◆ **Task prompt**
Repeat the records below exactly.

◇ ◇ ◇

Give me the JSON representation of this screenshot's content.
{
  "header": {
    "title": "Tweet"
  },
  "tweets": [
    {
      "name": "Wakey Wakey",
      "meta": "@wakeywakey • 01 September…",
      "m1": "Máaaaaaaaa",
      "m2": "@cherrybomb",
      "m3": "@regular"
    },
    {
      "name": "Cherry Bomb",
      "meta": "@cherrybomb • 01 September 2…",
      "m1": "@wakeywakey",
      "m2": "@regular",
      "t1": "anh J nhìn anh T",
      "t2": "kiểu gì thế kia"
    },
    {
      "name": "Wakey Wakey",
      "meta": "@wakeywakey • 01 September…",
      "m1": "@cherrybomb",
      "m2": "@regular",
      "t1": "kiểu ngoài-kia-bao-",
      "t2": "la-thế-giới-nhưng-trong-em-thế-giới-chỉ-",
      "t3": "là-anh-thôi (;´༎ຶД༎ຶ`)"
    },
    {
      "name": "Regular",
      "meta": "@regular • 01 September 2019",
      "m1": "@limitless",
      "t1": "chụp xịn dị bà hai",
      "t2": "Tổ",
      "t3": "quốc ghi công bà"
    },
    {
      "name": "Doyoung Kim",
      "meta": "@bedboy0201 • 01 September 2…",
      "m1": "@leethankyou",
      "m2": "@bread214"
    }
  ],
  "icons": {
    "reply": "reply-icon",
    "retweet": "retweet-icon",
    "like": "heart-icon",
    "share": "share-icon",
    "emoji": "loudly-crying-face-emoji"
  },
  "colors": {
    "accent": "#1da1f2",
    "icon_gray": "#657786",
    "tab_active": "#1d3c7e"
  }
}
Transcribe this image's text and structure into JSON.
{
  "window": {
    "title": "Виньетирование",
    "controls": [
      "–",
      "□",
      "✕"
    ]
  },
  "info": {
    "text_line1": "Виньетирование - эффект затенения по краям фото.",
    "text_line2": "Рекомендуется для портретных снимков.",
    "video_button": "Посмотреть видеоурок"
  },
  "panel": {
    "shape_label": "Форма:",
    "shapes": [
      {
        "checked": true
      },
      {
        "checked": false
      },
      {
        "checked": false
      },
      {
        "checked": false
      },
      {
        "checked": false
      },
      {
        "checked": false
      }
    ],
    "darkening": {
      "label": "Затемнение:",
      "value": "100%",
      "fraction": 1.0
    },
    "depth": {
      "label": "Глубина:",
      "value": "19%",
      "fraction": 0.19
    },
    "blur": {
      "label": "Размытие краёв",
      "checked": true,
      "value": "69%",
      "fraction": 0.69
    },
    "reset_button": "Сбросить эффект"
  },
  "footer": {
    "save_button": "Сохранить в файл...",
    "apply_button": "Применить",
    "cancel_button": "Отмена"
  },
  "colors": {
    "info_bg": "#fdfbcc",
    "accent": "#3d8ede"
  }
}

◇ ◇ ◇

◆ **Final result**
Give me the JSON representation of this screenshot's content.
{
  "header": {
    "title": "Tweet"
  },
  "tweets": [
    {
      "name": "Wakey Wakey",
      "meta": "@wakeywakey • 01 September…",
      "m1": "Máaaaaaaaa",
      "m2": "@cherrybomb",
      "m3": "@regular"
    },
    {
      "name": "Cherry Bomb",
      "meta": "@cherrybomb • 01 September 2…",
      "m1": "@wakeywakey",
      "m2": "@regular",
      "t1": "anh J nhìn anh T",
      "t2": "kiểu gì thế kia"
    },
    {
      "name": "Wakey Wakey",
      "meta": "@wakeywakey • 01 September…",
      "m1": "@cherrybomb",
      "m2": "@regular",
      "t1": "kiểu ngoài-kia-bao-",
      "t2": "la-thế-giới-nhưng-trong-em-thế-giới-chỉ-",
      "t3": "là-anh-thôi (;´༎ຶД༎ຶ`)"
    },
    {
      "name": "Regular",
      "meta": "@regular • 01 September 2019",
      "m1": "@limitless",
      "t1": "chụp xịn dị bà hai",
      "t2": "Tổ",
      "t3": "quốc ghi công bà"
    },
    {
      "name": "Doyoung Kim",
      "meta": "@bedboy0201 • 01 September 2…",
      "m1": "@leethankyou",
      "m2": "@bread214"
    }
  ],
  "icons": {
    "reply": "reply-icon",
    "retweet": "retweet-icon",
    "like": "heart-icon",
    "share": "share-icon",
    "emoji": "loudly-crying-face-emoji"
  },
  "colors": {
    "accent": "#1da1f2",
    "icon_gray": "#657786",
    "tab_active": "#1d3c7e"
  }
}
Transcribe this image's text and structure into JSON.
{
  "window": {
    "title": "Виньетирование",
    "controls": [
      "–",
      "□",
      "✕"
    ]
  },
  "info": {
    "text_line1": "Виньетирование - эффект затенения по краям фото.",
    "text_line2": "Рекомендуется для портретных снимков.",
    "video_button": "Посмотреть видеоурок"
  },
  "panel": {
    "shape_label": "Форма:",
    "shapes": [
      {
        "checked": true
      },
      {
        "checked": false
      },
      {
        "checked": false
      },
      {
        "checked": false
      },
      {
        "checked": false
      },
      {
        "checked": false
      }
    ],
    "darkening": {
      "label": "Затемнение:",
      "value": "100%",
      "fraction": 1.0
    },
    "depth": {
      "label": "Глубина:",
      "value": "19%",
      "fraction": 0.19
    },
    "blur": {
      "label": "Размытие краёв",
      "checked": true,
      "value": "69%",
      "fraction": 0.69
    },
    "reset_button": "Сбросить эффект"
  },
  "footer": {
    "save_button": "Сохранить в файл...",
    "apply_button": "Применить",
    "cancel_button": "Отмена"
  },
  "colors": {
    "info_bg": "#fdfbcc",
    "accent": "#3d8ede"
  }
}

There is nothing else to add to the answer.